##### MATERIALS PROVIDED

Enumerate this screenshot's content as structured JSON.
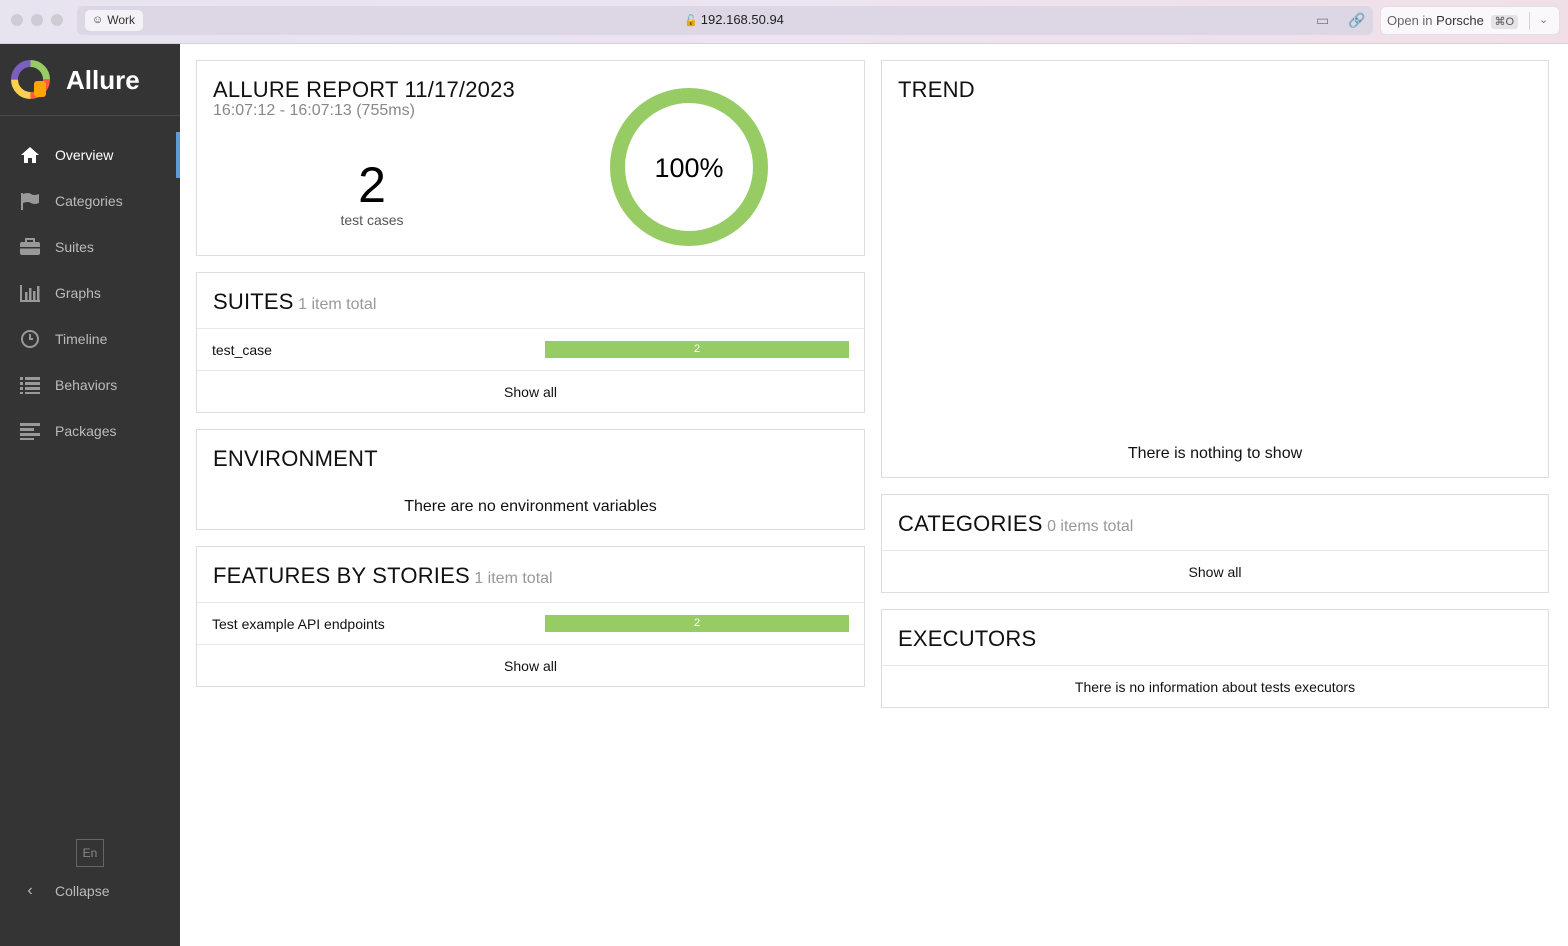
{
  "browser": {
    "profile_label": "Work",
    "url": "192.168.50.94",
    "open_in_prefix": "Open in",
    "open_in_target": "Porsche",
    "open_in_shortcut": "⌘O"
  },
  "sidebar": {
    "brand": "Allure",
    "items": [
      {
        "label": "Overview",
        "icon": "home-icon",
        "active": true
      },
      {
        "label": "Categories",
        "icon": "flag-icon"
      },
      {
        "label": "Suites",
        "icon": "briefcase-icon"
      },
      {
        "label": "Graphs",
        "icon": "bar-chart-icon"
      },
      {
        "label": "Timeline",
        "icon": "clock-icon"
      },
      {
        "label": "Behaviors",
        "icon": "list-icon"
      },
      {
        "label": "Packages",
        "icon": "align-left-icon"
      }
    ],
    "language": "En",
    "collapse_label": "Collapse"
  },
  "summary": {
    "title": "ALLURE REPORT 11/17/2023",
    "time_range": "16:07:12 - 16:07:13 (755ms)",
    "test_count": "2",
    "test_count_label": "test cases",
    "success_rate": "100%",
    "success_fraction": 1.0,
    "ring_color": "#97cc64"
  },
  "suites": {
    "title": "SUITES",
    "subtitle": "1 item total",
    "rows": [
      {
        "name": "test_case",
        "passed": "2"
      }
    ],
    "show_all": "Show all"
  },
  "environment": {
    "title": "ENVIRONMENT",
    "message": "There are no environment variables"
  },
  "features": {
    "title": "FEATURES BY STORIES",
    "subtitle": "1 item total",
    "rows": [
      {
        "name": "Test example API endpoints",
        "passed": "2"
      }
    ],
    "show_all": "Show all"
  },
  "trend": {
    "title": "TREND",
    "message": "There is nothing to show"
  },
  "categories": {
    "title": "CATEGORIES",
    "subtitle": "0 items total",
    "show_all": "Show all"
  },
  "executors": {
    "title": "EXECUTORS",
    "message": "There is no information about tests executors"
  }
}
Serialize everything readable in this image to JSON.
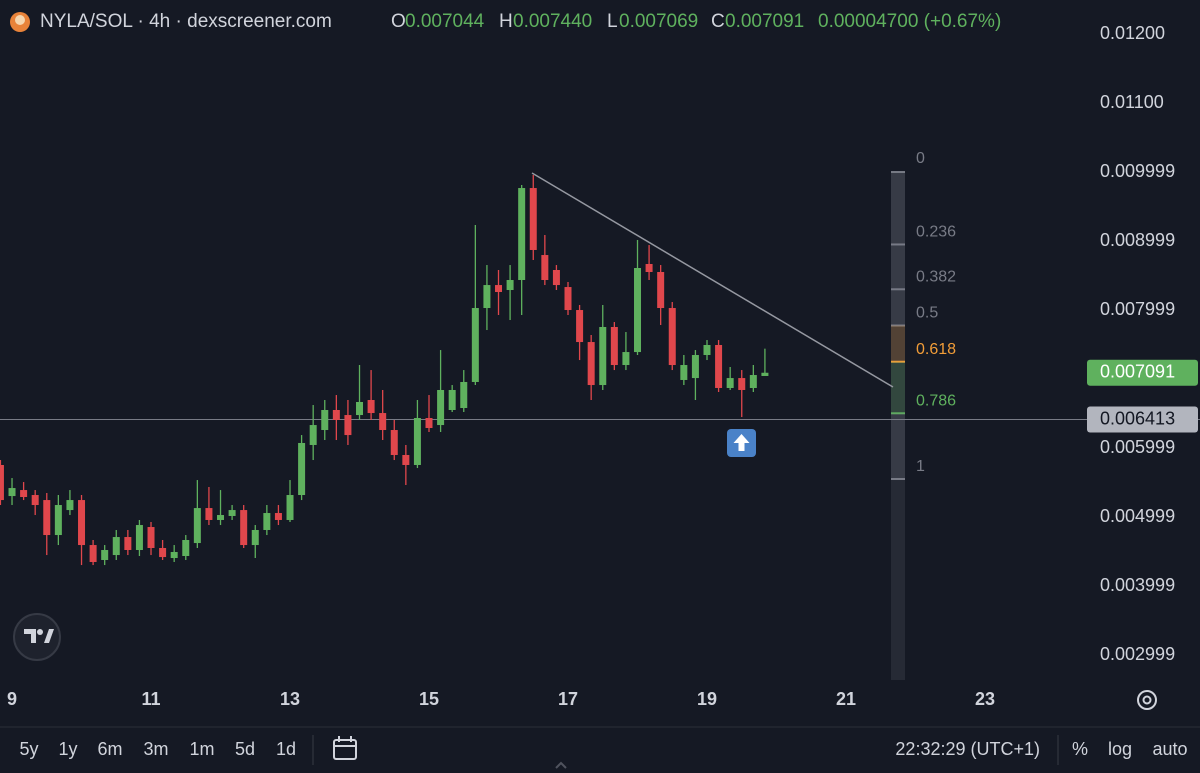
{
  "header": {
    "symbol": "NYLA/SOL · 4h · dexscreener.com",
    "ohlc": [
      {
        "key": "O",
        "value": "0.007044"
      },
      {
        "key": "H",
        "value": "0.007440"
      },
      {
        "key": "L",
        "value": "0.007069"
      },
      {
        "key": "C",
        "value": "0.007091"
      }
    ],
    "change": "0.00004700 (+0.67%)"
  },
  "chart_data": {
    "type": "candlestick",
    "x": [
      8.8333,
      9,
      9.1667,
      9.3333,
      9.5,
      9.6667,
      9.8333,
      10,
      10.1667,
      10.3333,
      10.5,
      10.6667,
      10.8333,
      11,
      11.1667,
      11.3333,
      11.5,
      11.6667,
      11.8333,
      12,
      12.1667,
      12.3333,
      12.5,
      12.6667,
      12.8333,
      13,
      13.1667,
      13.3333,
      13.5,
      13.6667,
      13.8333,
      14,
      14.1667,
      14.3333,
      14.5,
      14.6667,
      14.8333,
      15,
      15.1667,
      15.3333,
      15.5,
      15.6667,
      15.8333,
      16,
      16.1667,
      16.3333,
      16.5,
      16.6667,
      16.8333,
      17,
      17.1667,
      17.3333,
      17.5,
      17.6667,
      17.8333,
      18,
      18.1667,
      18.3333,
      18.5,
      18.6667,
      18.8333,
      19,
      19.1667,
      19.3333,
      19.5,
      19.6667,
      19.8333
    ],
    "open": [
      0.005754,
      0.005304,
      0.005391,
      0.005319,
      0.005246,
      0.004739,
      0.005101,
      0.005246,
      0.004594,
      0.004377,
      0.004449,
      0.00471,
      0.004522,
      0.004855,
      0.004551,
      0.004406,
      0.004435,
      0.004623,
      0.00513,
      0.004957,
      0.005015,
      0.005101,
      0.004594,
      0.004812,
      0.005058,
      0.004957,
      0.005319,
      0.006044,
      0.006261,
      0.006551,
      0.006478,
      0.006478,
      0.006696,
      0.006507,
      0.006261,
      0.005899,
      0.005754,
      0.006435,
      0.006333,
      0.006551,
      0.00658,
      0.006957,
      0.008029,
      0.008362,
      0.00829,
      0.008435,
      0.009768,
      0.008797,
      0.00858,
      0.008333,
      0.008,
      0.007536,
      0.006913,
      0.007754,
      0.007203,
      0.007391,
      0.008667,
      0.008551,
      0.008029,
      0.006986,
      0.007014,
      0.007348,
      0.007493,
      0.00687,
      0.007014,
      0.00687,
      0.007044
    ],
    "high": [
      0.005826,
      0.005565,
      0.005507,
      0.005391,
      0.005348,
      0.005319,
      0.005391,
      0.005319,
      0.004667,
      0.004594,
      0.004812,
      0.004812,
      0.004957,
      0.004928,
      0.004667,
      0.004594,
      0.004739,
      0.005536,
      0.005435,
      0.005391,
      0.005174,
      0.005174,
      0.004884,
      0.005174,
      0.005174,
      0.005536,
      0.006188,
      0.006623,
      0.006696,
      0.006768,
      0.006696,
      0.007203,
      0.00713,
      0.006841,
      0.006406,
      0.006044,
      0.006696,
      0.006768,
      0.00742,
      0.006913,
      0.00713,
      0.009232,
      0.008652,
      0.00858,
      0.008652,
      0.009812,
      0.009957,
      0.009087,
      0.008652,
      0.008406,
      0.008073,
      0.007638,
      0.008073,
      0.007826,
      0.007681,
      0.009015,
      0.008942,
      0.008652,
      0.008116,
      0.007348,
      0.00742,
      0.007565,
      0.007565,
      0.007174,
      0.00713,
      0.007203,
      0.00744
    ],
    "low": [
      0.005174,
      0.005174,
      0.005246,
      0.005029,
      0.004449,
      0.004594,
      0.005029,
      0.004304,
      0.004304,
      0.004304,
      0.004377,
      0.004449,
      0.004435,
      0.004449,
      0.004377,
      0.004348,
      0.004377,
      0.004551,
      0.004884,
      0.004884,
      0.004957,
      0.004551,
      0.004406,
      0.004739,
      0.004884,
      0.004928,
      0.005246,
      0.005826,
      0.006116,
      0.006116,
      0.006044,
      0.006406,
      0.006406,
      0.006116,
      0.005826,
      0.005464,
      0.00571,
      0.006232,
      0.006232,
      0.006522,
      0.006522,
      0.006913,
      0.00771,
      0.007928,
      0.007855,
      0.007928,
      0.008725,
      0.008362,
      0.00829,
      0.007928,
      0.007275,
      0.006696,
      0.006841,
      0.00713,
      0.00713,
      0.007348,
      0.008435,
      0.007783,
      0.00713,
      0.006913,
      0.006696,
      0.007275,
      0.006812,
      0.006841,
      0.006449,
      0.006812,
      0.007069
    ],
    "close": [
      0.005246,
      0.00542,
      0.00529,
      0.005174,
      0.004739,
      0.005174,
      0.005246,
      0.004594,
      0.004348,
      0.004522,
      0.00471,
      0.004522,
      0.004884,
      0.004551,
      0.00442,
      0.004493,
      0.004667,
      0.00513,
      0.004957,
      0.005029,
      0.005101,
      0.004594,
      0.004812,
      0.005058,
      0.004957,
      0.005319,
      0.006073,
      0.006333,
      0.006551,
      0.006406,
      0.006188,
      0.006667,
      0.006507,
      0.006261,
      0.005899,
      0.005754,
      0.006435,
      0.00629,
      0.006841,
      0.006841,
      0.006957,
      0.008029,
      0.008362,
      0.008261,
      0.008435,
      0.009768,
      0.00887,
      0.008435,
      0.008362,
      0.008,
      0.007536,
      0.006913,
      0.007754,
      0.007203,
      0.007391,
      0.008609,
      0.008551,
      0.008029,
      0.007203,
      0.007203,
      0.007348,
      0.007493,
      0.00687,
      0.007014,
      0.006841,
      0.007058,
      0.007091
    ],
    "up_color": "#5fb15e",
    "down_color": "#e0474c",
    "xlim": [
      8.827,
      24.439
    ],
    "xticks": [
      9,
      11,
      13,
      15,
      17,
      19,
      21,
      23
    ],
    "ylim": [
      0.002638,
      0.012493
    ],
    "yticks": [
      {
        "value": 0.012,
        "label": "0.01200"
      },
      {
        "value": 0.011,
        "label": "0.01100"
      },
      0.009999,
      0.008999,
      0.007999,
      0.005999,
      0.004999,
      0.003999,
      0.002999
    ],
    "price_line": 0.006413,
    "trendline": {
      "x": [
        16.482,
        21.676
      ],
      "y": [
        0.009986,
        0.006884
      ],
      "color": "#9598a1"
    },
    "fib": {
      "start": 0.01,
      "end": 0.005551,
      "levels": [
        0,
        0.236,
        0.382,
        0.5,
        0.618,
        0.786,
        1
      ],
      "colors": [
        "#787b86",
        "#787b86",
        "#787b86",
        "#787b86",
        "#f29d38",
        "#5fb15e",
        "#787b86"
      ]
    }
  },
  "toolbar": {
    "ranges": [
      "5y",
      "1y",
      "6m",
      "3m",
      "1m",
      "5d",
      "1d"
    ],
    "time": "22:32:29 (UTC+1)",
    "options": [
      "%",
      "log",
      "auto"
    ]
  }
}
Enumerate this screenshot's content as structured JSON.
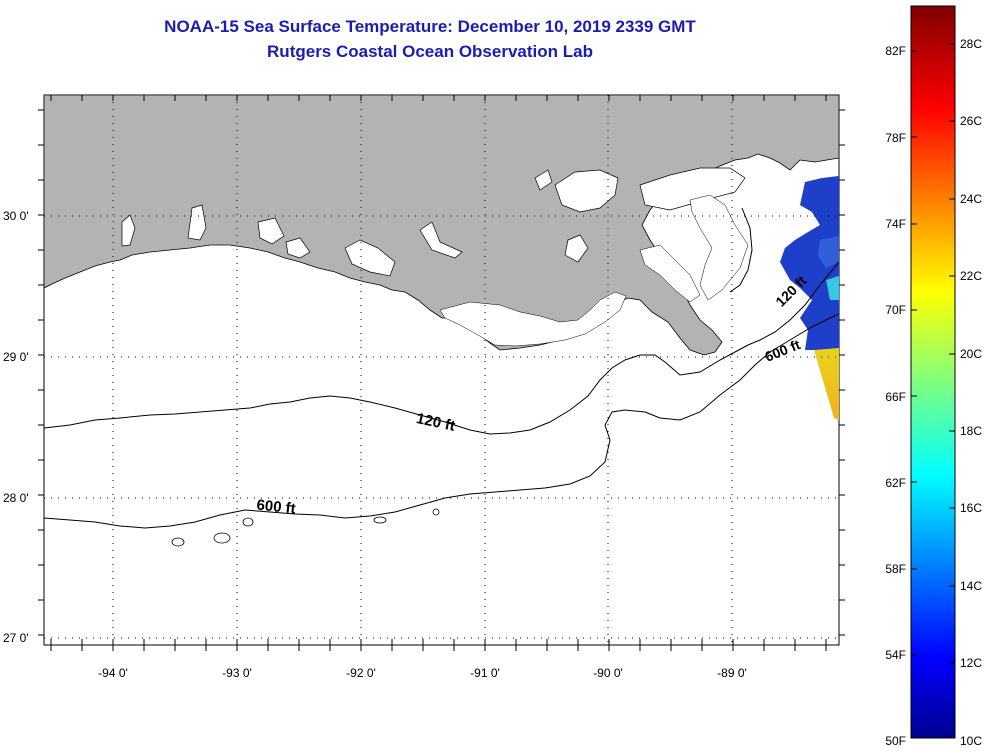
{
  "header": {
    "title": "NOAA-15 Sea Surface Temperature:  December 10, 2019 2339 GMT",
    "subtitle": "Rutgers Coastal Ocean Observation Lab"
  },
  "map": {
    "lat_labels": [
      "30 0'",
      "29 0'",
      "28 0'",
      "27 0'"
    ],
    "lon_labels": [
      "-94 0'",
      "-93 0'",
      "-92 0'",
      "-91 0'",
      "-90 0'",
      "-89 0'"
    ],
    "contour_labels": {
      "c120_main": "120 ft",
      "c600_main": "600 ft",
      "c120_east": "120 ft",
      "c600_east": "600 ft"
    },
    "colors": {
      "land": "#b3b3b3",
      "sst_cold": "#1d3fc9",
      "sst_warm": "#f2c21a"
    }
  },
  "colorbar": {
    "fahrenheit": [
      "82F",
      "78F",
      "74F",
      "70F",
      "66F",
      "62F",
      "58F",
      "54F",
      "50F"
    ],
    "celsius": [
      "28C",
      "26C",
      "24C",
      "22C",
      "20C",
      "18C",
      "16C",
      "14C",
      "12C",
      "10C"
    ],
    "range_c": [
      10,
      29
    ],
    "colormap": "jet"
  }
}
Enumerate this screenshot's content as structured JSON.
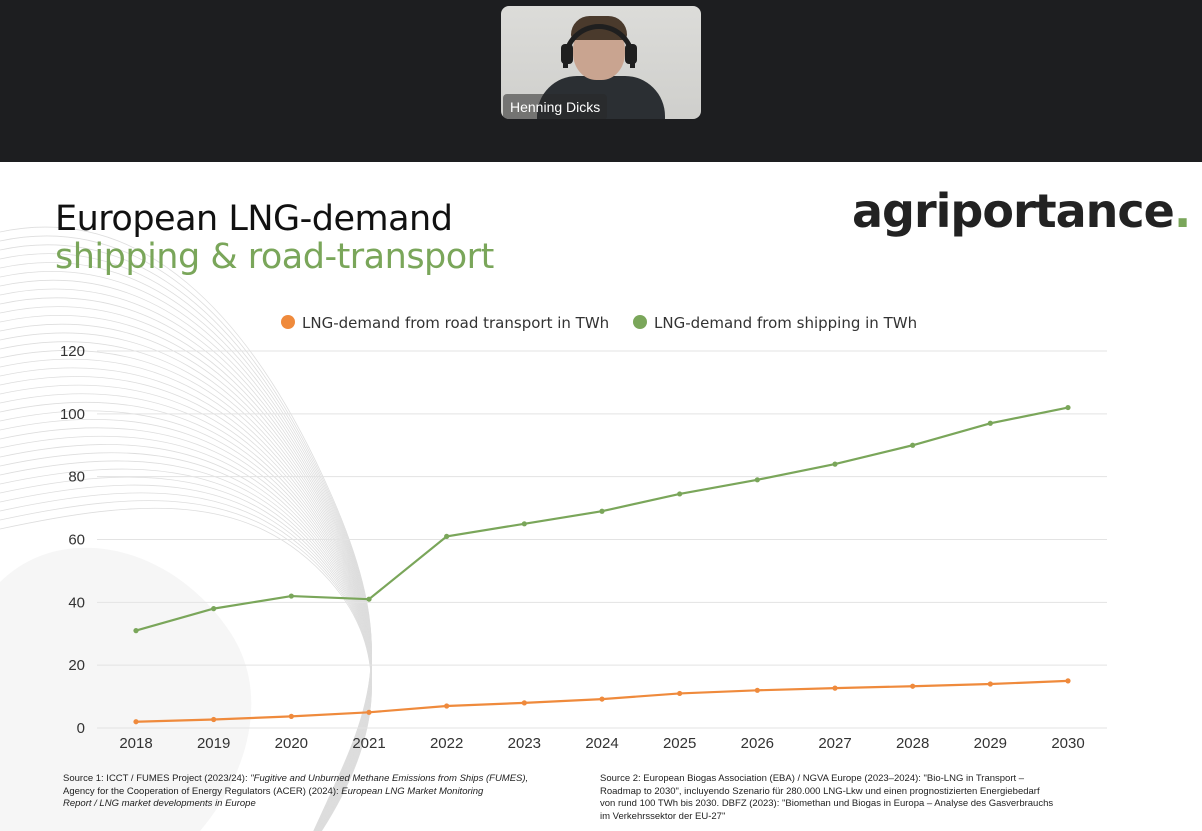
{
  "meeting": {
    "participant_name": "Henning Dicks"
  },
  "slide": {
    "title_line1": "European LNG-demand",
    "title_line2": "shipping & road-transport",
    "logo_text": "agriportance",
    "logo_dot": ".",
    "source1_plain": "Source 1: ICCT / FUMES Project (2023/24): ",
    "source1_italic": "\"Fugitive and Unburned Methane Emissions from Ships (FUMES),",
    "source1_line2_plain": "Agency for the Cooperation of Energy Regulators (ACER) (2024): ",
    "source1_line2_italic": "European LNG Market Monitoring",
    "source1_line3_italic": "Report / LNG market developments in Europe",
    "source2_line1": "Source 2: European Biogas Association (EBA) / NGVA Europe (2023–2024): \"Bio-LNG in Transport –",
    "source2_line2": "Roadmap to 2030\", incluyendo Szenario für 280.000 LNG-Lkw und einen prognostizierten Energiebedarf",
    "source2_line3": "von rund 100 TWh bis 2030. DBFZ (2023): \"Biomethan und Biogas in Europa – Analyse des Gasverbrauchs",
    "source2_line4": "im Verkehrssektor der EU-27\""
  },
  "colors": {
    "road": "#ef8a3c",
    "shipping": "#7aa65a",
    "grid": "#e3e3e3"
  },
  "chart_data": {
    "type": "line",
    "x": [
      "2018",
      "2019",
      "2020",
      "2021",
      "2022",
      "2023",
      "2024",
      "2025",
      "2026",
      "2027",
      "2028",
      "2029",
      "2030"
    ],
    "ylim": [
      0,
      120
    ],
    "yticks": [
      "0",
      "20",
      "40",
      "60",
      "80",
      "100",
      "120"
    ],
    "grid": true,
    "legend_placement": "top-center",
    "series": [
      {
        "name": "LNG-demand from road transport in TWh",
        "color_key": "road",
        "values": [
          2,
          2.7,
          3.7,
          5,
          7,
          8,
          9.2,
          11,
          12,
          12.7,
          13.3,
          14,
          15
        ]
      },
      {
        "name": "LNG-demand from shipping in TWh",
        "color_key": "shipping",
        "values": [
          31,
          38,
          42,
          41,
          61,
          65,
          69,
          74.5,
          79,
          84,
          90,
          97,
          102
        ]
      }
    ]
  }
}
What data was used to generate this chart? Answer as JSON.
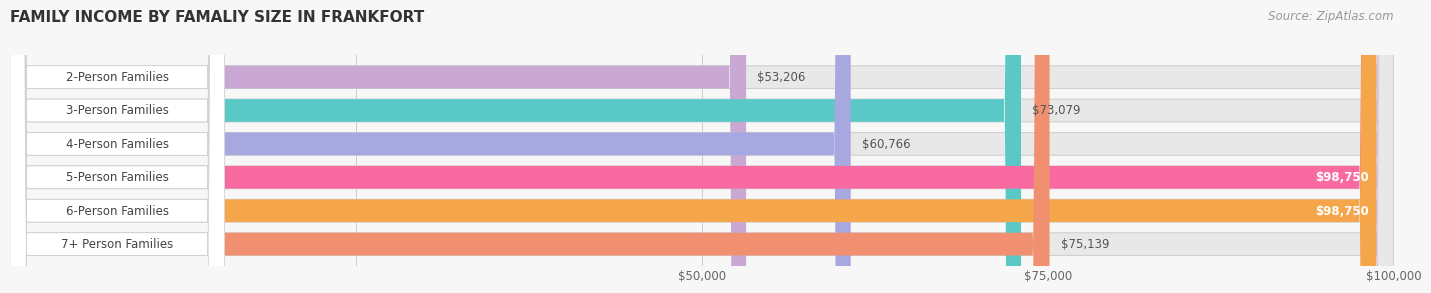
{
  "title": "FAMILY INCOME BY FAMALIY SIZE IN FRANKFORT",
  "source": "Source: ZipAtlas.com",
  "categories": [
    "2-Person Families",
    "3-Person Families",
    "4-Person Families",
    "5-Person Families",
    "6-Person Families",
    "7+ Person Families"
  ],
  "values": [
    53206,
    73079,
    60766,
    98750,
    98750,
    75139
  ],
  "bar_colors": [
    "#c9a8d4",
    "#5bc8c8",
    "#a8a8e0",
    "#f96ba0",
    "#f5a54a",
    "#f09070"
  ],
  "value_labels": [
    "$53,206",
    "$73,079",
    "$60,766",
    "$98,750",
    "$98,750",
    "$75,139"
  ],
  "value_inside": [
    false,
    false,
    false,
    true,
    true,
    false
  ],
  "xlim": [
    0,
    100000
  ],
  "xticks": [
    0,
    25000,
    50000,
    75000,
    100000
  ],
  "xtick_labels": [
    "",
    "",
    "$50,000",
    "$75,000",
    "$100,000"
  ],
  "bg_color": "#f7f7f7",
  "bar_bg_color": "#e8e8e8",
  "title_fontsize": 11,
  "source_fontsize": 8.5,
  "bar_height": 0.68,
  "label_fontsize": 8.5,
  "value_fontsize": 8.5,
  "grid_color": "#cccccc"
}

##########

Extract, from the material above, each line holding the word "shipping".

    "title_line2": "shipping & road-transport",
    "shipping": "#7aa65a",
        "name": "LNG-demand from shipping in TWh",
        "color_key": "shipping",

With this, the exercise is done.